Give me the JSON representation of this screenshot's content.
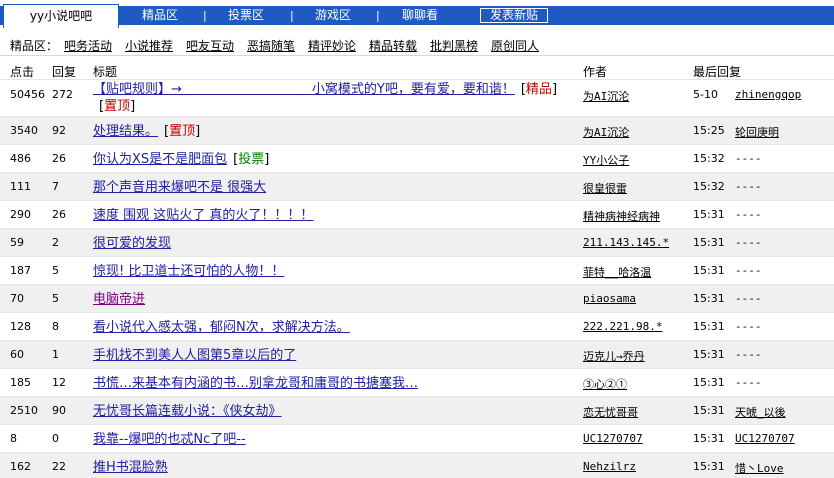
{
  "tabs": {
    "active": "yy小说吧吧",
    "items": [
      "精品区",
      "投票区",
      "游戏区",
      "聊聊看"
    ],
    "separator": "|",
    "post_button": "发表新贴"
  },
  "subnav": {
    "label": "精品区：",
    "items": [
      "吧务活动",
      "小说推荐",
      "吧友互动",
      "恶搞随笔",
      "精评妙论",
      "精品转载",
      "批判黑榜",
      "原创同人"
    ]
  },
  "table": {
    "headers": {
      "clicks": "点击",
      "replies": "回复",
      "title": "标题",
      "author": "作者",
      "last_reply": "最后回复"
    },
    "rows": [
      {
        "clicks": "50456",
        "replies": "272",
        "title": "【贴吧规则】→　　　　　　　　　　小窝模式的Y吧，要有爱，要和谐！",
        "tags": [
          {
            "text": "精品",
            "color": "red"
          },
          {
            "text": "置顶",
            "color": "red"
          }
        ],
        "author": "为AI沉沦",
        "time": "5-10",
        "reply_user": "zhinengqop"
      },
      {
        "clicks": "3540",
        "replies": "92",
        "title": "处理结果。",
        "tags": [
          {
            "text": "置顶",
            "color": "red"
          }
        ],
        "author": "为AI沉沦",
        "time": "15:25",
        "reply_user": "轮回庚明"
      },
      {
        "clicks": "486",
        "replies": "26",
        "title": "你认为XS是不是肥面包",
        "tags": [
          {
            "text": "投票",
            "color": "green"
          }
        ],
        "author": "YY小公子",
        "time": "15:32",
        "reply_user": "----"
      },
      {
        "clicks": "111",
        "replies": "7",
        "title": "那个声音用来爆吧不是 很强大",
        "tags": [],
        "author": "很皇很雷",
        "time": "15:32",
        "reply_user": "----"
      },
      {
        "clicks": "290",
        "replies": "26",
        "title": "速度 围观 这贴火了 真的火了！！！！",
        "tags": [],
        "author": "精神病神经病神",
        "time": "15:31",
        "reply_user": "----"
      },
      {
        "clicks": "59",
        "replies": "2",
        "title": "很可爱的发现",
        "tags": [],
        "author": "211.143.145.*",
        "time": "15:31",
        "reply_user": "----"
      },
      {
        "clicks": "187",
        "replies": "5",
        "title": "惊现! 比卫道士还可怕的人物！！",
        "tags": [],
        "author": "菲特__哈洛温",
        "time": "15:31",
        "reply_user": "----"
      },
      {
        "clicks": "70",
        "replies": "5",
        "title": "电脑帝进",
        "tags": [],
        "author": "piaosama",
        "time": "15:31",
        "reply_user": "----",
        "title_color": "purple"
      },
      {
        "clicks": "128",
        "replies": "8",
        "title": "看小说代入感太强，郁闷N次，求解决方法。",
        "tags": [],
        "author": "222.221.98.*",
        "time": "15:31",
        "reply_user": "----"
      },
      {
        "clicks": "60",
        "replies": "1",
        "title": "手机找不到美人人图第5章以后的了",
        "tags": [],
        "author": "迈克儿→乔丹",
        "time": "15:31",
        "reply_user": "----"
      },
      {
        "clicks": "185",
        "replies": "12",
        "title": "书慌…来基本有内涵的书…别拿龙哥和庸哥的书搪塞我…",
        "tags": [],
        "author": "③心②①",
        "time": "15:31",
        "reply_user": "----"
      },
      {
        "clicks": "2510",
        "replies": "90",
        "title": "无忧哥长篇连载小说：《侠女劫》",
        "tags": [],
        "author": "恋无忧哥哥",
        "time": "15:31",
        "reply_user": "天唬_以後"
      },
      {
        "clicks": "8",
        "replies": "0",
        "title": "我靠--爆吧的也忒Nc了吧--",
        "tags": [],
        "author": "UC1270707",
        "time": "15:31",
        "reply_user": "UC1270707"
      },
      {
        "clicks": "162",
        "replies": "22",
        "title": "推H书混脸熟",
        "tags": [],
        "author": "Nehzilrz",
        "time": "15:31",
        "reply_user": "惜丶Love"
      }
    ]
  }
}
■ ■ ■ ■ ■
● SET EXERCISE
Give all the lines above again, character for character, without pictures.

● RESPONSE FOR THIS EXERCISE
Give me the JSON representation of this screenshot's content.
{
  "tabs": {
    "active": "yy小说吧吧",
    "items": [
      "精品区",
      "投票区",
      "游戏区",
      "聊聊看"
    ],
    "separator": "|",
    "post_button": "发表新贴"
  },
  "subnav": {
    "label": "精品区：",
    "items": [
      "吧务活动",
      "小说推荐",
      "吧友互动",
      "恶搞随笔",
      "精评妙论",
      "精品转载",
      "批判黑榜",
      "原创同人"
    ]
  },
  "table": {
    "headers": {
      "clicks": "点击",
      "replies": "回复",
      "title": "标题",
      "author": "作者",
      "last_reply": "最后回复"
    },
    "rows": [
      {
        "clicks": "50456",
        "replies": "272",
        "title": "【贴吧规则】→　　　　　　　　　　小窝模式的Y吧，要有爱，要和谐！",
        "tags": [
          {
            "text": "精品",
            "color": "red"
          },
          {
            "text": "置顶",
            "color": "red"
          }
        ],
        "author": "为AI沉沦",
        "time": "5-10",
        "reply_user": "zhinengqop"
      },
      {
        "clicks": "3540",
        "replies": "92",
        "title": "处理结果。",
        "tags": [
          {
            "text": "置顶",
            "color": "red"
          }
        ],
        "author": "为AI沉沦",
        "time": "15:25",
        "reply_user": "轮回庚明"
      },
      {
        "clicks": "486",
        "replies": "26",
        "title": "你认为XS是不是肥面包",
        "tags": [
          {
            "text": "投票",
            "color": "green"
          }
        ],
        "author": "YY小公子",
        "time": "15:32",
        "reply_user": "----"
      },
      {
        "clicks": "111",
        "replies": "7",
        "title": "那个声音用来爆吧不是 很强大",
        "tags": [],
        "author": "很皇很雷",
        "time": "15:32",
        "reply_user": "----"
      },
      {
        "clicks": "290",
        "replies": "26",
        "title": "速度 围观 这贴火了 真的火了！！！！",
        "tags": [],
        "author": "精神病神经病神",
        "time": "15:31",
        "reply_user": "----"
      },
      {
        "clicks": "59",
        "replies": "2",
        "title": "很可爱的发现",
        "tags": [],
        "author": "211.143.145.*",
        "time": "15:31",
        "reply_user": "----"
      },
      {
        "clicks": "187",
        "replies": "5",
        "title": "惊现! 比卫道士还可怕的人物！！",
        "tags": [],
        "author": "菲特__哈洛温",
        "time": "15:31",
        "reply_user": "----"
      },
      {
        "clicks": "70",
        "replies": "5",
        "title": "电脑帝进",
        "tags": [],
        "author": "piaosama",
        "time": "15:31",
        "reply_user": "----",
        "title_color": "purple"
      },
      {
        "clicks": "128",
        "replies": "8",
        "title": "看小说代入感太强，郁闷N次，求解决方法。",
        "tags": [],
        "author": "222.221.98.*",
        "time": "15:31",
        "reply_user": "----"
      },
      {
        "clicks": "60",
        "replies": "1",
        "title": "手机找不到美人人图第5章以后的了",
        "tags": [],
        "author": "迈克儿→乔丹",
        "time": "15:31",
        "reply_user": "----"
      },
      {
        "clicks": "185",
        "replies": "12",
        "title": "书慌…来基本有内涵的书…别拿龙哥和庸哥的书搪塞我…",
        "tags": [],
        "author": "③心②①",
        "time": "15:31",
        "reply_user": "----"
      },
      {
        "clicks": "2510",
        "replies": "90",
        "title": "无忧哥长篇连载小说：《侠女劫》",
        "tags": [],
        "author": "恋无忧哥哥",
        "time": "15:31",
        "reply_user": "天唬_以後"
      },
      {
        "clicks": "8",
        "replies": "0",
        "title": "我靠--爆吧的也忒Nc了吧--",
        "tags": [],
        "author": "UC1270707",
        "time": "15:31",
        "reply_user": "UC1270707"
      },
      {
        "clicks": "162",
        "replies": "22",
        "title": "推H书混脸熟",
        "tags": [],
        "author": "Nehzilrz",
        "time": "15:31",
        "reply_user": "惜丶Love"
      }
    ]
  }
}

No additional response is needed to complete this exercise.